* [Material supplied]
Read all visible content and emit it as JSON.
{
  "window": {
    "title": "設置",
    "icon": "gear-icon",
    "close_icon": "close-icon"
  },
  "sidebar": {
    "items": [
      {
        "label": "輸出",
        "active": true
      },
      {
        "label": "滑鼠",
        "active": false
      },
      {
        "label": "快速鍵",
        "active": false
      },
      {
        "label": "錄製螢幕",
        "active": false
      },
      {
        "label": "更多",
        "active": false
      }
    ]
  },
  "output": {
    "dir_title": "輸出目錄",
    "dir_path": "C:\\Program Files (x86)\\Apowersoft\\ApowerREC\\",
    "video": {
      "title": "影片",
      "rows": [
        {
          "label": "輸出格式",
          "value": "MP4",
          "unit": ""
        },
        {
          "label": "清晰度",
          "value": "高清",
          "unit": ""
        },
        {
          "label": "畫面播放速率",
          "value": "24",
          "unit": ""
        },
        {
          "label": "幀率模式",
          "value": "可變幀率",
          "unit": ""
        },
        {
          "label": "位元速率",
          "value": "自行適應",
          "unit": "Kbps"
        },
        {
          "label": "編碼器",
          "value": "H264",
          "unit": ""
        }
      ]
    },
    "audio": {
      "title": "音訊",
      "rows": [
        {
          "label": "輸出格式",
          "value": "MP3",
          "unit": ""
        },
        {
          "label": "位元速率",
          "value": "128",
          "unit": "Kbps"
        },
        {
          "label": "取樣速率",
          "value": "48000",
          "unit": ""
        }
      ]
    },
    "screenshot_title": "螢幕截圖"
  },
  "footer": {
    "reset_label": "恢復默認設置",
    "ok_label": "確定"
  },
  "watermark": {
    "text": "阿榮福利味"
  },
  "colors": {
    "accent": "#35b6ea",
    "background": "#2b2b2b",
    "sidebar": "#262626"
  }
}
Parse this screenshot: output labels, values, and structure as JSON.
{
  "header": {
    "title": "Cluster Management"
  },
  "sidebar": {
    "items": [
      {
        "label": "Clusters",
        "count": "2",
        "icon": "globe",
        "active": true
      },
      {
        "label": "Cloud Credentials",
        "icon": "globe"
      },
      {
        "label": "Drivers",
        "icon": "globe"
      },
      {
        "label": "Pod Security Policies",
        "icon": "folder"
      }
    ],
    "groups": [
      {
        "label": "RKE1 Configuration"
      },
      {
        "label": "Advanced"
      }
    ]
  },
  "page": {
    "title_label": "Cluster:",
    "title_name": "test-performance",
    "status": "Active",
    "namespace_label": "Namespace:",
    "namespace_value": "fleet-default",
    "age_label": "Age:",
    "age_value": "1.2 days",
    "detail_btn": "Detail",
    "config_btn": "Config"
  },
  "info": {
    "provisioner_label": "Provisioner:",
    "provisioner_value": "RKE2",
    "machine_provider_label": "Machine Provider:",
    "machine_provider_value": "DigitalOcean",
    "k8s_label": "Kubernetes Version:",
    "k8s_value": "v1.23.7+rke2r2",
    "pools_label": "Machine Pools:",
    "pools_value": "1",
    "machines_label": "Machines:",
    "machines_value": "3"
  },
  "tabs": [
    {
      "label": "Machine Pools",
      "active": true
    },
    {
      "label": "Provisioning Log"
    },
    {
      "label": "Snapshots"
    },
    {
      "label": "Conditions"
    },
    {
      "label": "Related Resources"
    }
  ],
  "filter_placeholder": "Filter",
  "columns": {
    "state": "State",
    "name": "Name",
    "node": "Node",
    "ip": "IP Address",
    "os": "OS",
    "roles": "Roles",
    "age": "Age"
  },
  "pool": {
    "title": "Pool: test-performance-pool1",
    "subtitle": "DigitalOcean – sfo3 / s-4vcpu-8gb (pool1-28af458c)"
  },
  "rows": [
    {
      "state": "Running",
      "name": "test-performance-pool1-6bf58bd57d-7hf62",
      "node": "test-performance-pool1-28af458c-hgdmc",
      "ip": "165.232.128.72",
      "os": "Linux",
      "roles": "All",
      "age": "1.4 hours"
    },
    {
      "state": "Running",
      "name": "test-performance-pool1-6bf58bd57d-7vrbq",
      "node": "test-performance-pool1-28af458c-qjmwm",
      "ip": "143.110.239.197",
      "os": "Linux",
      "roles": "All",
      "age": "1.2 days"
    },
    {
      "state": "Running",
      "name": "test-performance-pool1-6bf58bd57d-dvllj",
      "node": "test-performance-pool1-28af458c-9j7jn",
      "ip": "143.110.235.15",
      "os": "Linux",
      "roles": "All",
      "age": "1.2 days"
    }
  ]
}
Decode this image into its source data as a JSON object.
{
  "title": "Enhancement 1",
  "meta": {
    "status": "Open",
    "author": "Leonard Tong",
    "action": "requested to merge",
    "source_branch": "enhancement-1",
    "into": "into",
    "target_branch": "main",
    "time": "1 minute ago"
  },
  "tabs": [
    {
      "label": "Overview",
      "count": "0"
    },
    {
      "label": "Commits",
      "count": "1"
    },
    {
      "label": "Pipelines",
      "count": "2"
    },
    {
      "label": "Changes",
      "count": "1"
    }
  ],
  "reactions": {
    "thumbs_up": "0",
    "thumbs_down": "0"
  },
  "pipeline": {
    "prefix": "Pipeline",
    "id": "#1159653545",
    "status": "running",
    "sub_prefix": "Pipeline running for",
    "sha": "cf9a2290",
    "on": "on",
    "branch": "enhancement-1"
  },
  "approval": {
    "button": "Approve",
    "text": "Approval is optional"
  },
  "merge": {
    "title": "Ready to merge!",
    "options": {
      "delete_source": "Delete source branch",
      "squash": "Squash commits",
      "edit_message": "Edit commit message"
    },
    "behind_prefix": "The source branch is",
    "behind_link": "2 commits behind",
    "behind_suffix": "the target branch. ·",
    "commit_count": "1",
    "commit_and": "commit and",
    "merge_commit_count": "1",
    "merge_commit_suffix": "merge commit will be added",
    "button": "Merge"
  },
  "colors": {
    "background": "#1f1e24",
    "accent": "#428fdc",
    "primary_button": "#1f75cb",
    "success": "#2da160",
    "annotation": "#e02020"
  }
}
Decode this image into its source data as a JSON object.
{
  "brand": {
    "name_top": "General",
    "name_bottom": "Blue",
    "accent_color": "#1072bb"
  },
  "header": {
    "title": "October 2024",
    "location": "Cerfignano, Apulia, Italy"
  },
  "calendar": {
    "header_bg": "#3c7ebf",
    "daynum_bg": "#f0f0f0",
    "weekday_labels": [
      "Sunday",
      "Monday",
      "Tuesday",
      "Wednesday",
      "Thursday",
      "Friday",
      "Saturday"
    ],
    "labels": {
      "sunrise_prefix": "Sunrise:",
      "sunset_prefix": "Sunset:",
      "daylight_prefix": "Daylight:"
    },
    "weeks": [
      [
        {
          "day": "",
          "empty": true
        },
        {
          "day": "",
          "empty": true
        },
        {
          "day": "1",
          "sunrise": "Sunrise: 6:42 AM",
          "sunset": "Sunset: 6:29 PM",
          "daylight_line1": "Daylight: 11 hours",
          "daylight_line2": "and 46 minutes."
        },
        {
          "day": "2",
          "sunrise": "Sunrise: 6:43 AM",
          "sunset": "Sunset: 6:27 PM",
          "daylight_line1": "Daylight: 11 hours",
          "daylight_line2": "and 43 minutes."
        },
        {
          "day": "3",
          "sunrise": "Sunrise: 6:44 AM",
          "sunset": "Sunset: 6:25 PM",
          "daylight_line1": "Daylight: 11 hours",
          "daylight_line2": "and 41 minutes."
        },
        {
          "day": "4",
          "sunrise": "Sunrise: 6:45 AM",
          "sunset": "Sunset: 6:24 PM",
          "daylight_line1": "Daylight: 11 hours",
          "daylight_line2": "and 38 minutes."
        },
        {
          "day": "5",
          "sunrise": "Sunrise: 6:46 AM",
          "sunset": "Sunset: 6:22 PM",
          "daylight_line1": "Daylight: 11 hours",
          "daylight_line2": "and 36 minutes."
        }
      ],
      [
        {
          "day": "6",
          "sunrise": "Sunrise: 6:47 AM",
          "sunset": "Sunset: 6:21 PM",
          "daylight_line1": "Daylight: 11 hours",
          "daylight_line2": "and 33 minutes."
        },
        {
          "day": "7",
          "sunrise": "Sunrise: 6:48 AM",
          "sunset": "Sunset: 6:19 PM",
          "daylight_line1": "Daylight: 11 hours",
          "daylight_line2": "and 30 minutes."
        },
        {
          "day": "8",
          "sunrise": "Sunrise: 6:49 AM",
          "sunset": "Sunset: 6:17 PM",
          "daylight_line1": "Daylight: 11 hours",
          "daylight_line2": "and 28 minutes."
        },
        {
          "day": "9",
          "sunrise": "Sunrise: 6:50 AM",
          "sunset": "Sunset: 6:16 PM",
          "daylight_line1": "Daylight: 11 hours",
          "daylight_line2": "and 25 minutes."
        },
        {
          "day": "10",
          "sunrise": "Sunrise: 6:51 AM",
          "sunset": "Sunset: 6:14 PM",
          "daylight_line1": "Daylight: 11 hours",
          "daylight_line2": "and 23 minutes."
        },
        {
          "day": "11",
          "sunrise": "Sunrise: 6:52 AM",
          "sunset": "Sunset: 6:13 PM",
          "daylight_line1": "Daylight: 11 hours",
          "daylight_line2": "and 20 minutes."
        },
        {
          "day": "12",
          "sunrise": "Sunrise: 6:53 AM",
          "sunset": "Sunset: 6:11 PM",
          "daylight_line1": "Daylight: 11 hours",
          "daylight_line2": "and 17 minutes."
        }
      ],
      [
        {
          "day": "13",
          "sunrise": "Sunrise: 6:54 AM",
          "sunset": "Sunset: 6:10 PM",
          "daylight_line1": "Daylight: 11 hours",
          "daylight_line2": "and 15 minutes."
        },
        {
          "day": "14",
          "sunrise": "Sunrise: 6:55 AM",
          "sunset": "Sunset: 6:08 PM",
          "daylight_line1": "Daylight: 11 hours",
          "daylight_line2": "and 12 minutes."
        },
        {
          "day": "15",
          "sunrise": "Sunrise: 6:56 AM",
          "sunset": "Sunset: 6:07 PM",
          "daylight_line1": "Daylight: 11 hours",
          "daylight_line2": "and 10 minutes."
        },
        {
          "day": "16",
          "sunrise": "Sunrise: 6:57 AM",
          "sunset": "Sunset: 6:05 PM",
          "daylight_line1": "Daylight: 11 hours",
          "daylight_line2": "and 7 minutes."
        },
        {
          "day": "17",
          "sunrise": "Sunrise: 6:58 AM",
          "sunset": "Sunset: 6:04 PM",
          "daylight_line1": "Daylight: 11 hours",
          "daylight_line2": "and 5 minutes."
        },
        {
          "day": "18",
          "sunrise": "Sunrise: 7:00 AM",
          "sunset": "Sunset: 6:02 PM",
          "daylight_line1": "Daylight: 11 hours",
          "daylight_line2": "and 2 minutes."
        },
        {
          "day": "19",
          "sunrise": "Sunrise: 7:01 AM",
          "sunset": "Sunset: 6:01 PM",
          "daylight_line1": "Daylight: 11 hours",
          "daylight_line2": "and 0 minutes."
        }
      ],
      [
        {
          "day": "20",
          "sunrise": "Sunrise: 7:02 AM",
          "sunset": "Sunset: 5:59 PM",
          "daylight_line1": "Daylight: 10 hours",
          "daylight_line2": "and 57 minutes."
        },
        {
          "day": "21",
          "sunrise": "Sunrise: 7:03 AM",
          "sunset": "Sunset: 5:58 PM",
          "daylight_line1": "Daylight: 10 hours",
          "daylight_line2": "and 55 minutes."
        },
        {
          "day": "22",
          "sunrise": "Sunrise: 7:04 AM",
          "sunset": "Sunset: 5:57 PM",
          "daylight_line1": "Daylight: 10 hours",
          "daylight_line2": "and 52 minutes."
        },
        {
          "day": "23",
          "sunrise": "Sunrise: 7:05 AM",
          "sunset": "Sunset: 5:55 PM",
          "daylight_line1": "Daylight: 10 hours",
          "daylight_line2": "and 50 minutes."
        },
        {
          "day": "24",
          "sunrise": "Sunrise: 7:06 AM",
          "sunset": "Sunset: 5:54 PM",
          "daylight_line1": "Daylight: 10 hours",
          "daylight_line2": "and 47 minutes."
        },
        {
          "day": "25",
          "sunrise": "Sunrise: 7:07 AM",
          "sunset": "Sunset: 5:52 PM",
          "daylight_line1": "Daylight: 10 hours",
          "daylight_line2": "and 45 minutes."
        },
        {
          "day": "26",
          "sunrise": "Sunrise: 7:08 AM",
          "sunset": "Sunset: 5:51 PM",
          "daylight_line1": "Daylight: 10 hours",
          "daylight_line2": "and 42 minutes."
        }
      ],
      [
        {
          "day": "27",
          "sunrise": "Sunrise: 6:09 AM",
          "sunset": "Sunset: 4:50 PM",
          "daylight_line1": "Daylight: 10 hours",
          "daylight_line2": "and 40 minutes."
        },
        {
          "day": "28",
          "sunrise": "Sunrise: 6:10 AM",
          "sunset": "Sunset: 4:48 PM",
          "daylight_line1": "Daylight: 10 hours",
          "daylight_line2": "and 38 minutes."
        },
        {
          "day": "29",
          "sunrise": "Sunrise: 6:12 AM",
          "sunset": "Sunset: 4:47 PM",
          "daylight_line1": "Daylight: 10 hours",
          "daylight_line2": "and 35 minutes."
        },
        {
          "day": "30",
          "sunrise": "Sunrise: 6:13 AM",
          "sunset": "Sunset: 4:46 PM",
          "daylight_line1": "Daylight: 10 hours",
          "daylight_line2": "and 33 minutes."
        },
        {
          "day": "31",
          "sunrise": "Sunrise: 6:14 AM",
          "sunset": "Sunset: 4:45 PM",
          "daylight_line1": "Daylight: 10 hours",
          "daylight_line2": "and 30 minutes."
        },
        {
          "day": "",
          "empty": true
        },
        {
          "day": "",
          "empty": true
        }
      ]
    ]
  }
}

* [Instructions for the task]
Copy each line that contains the word "text".

* [Full answer]
    "text": "阿榮福利味"
    "text": "Approval is optional"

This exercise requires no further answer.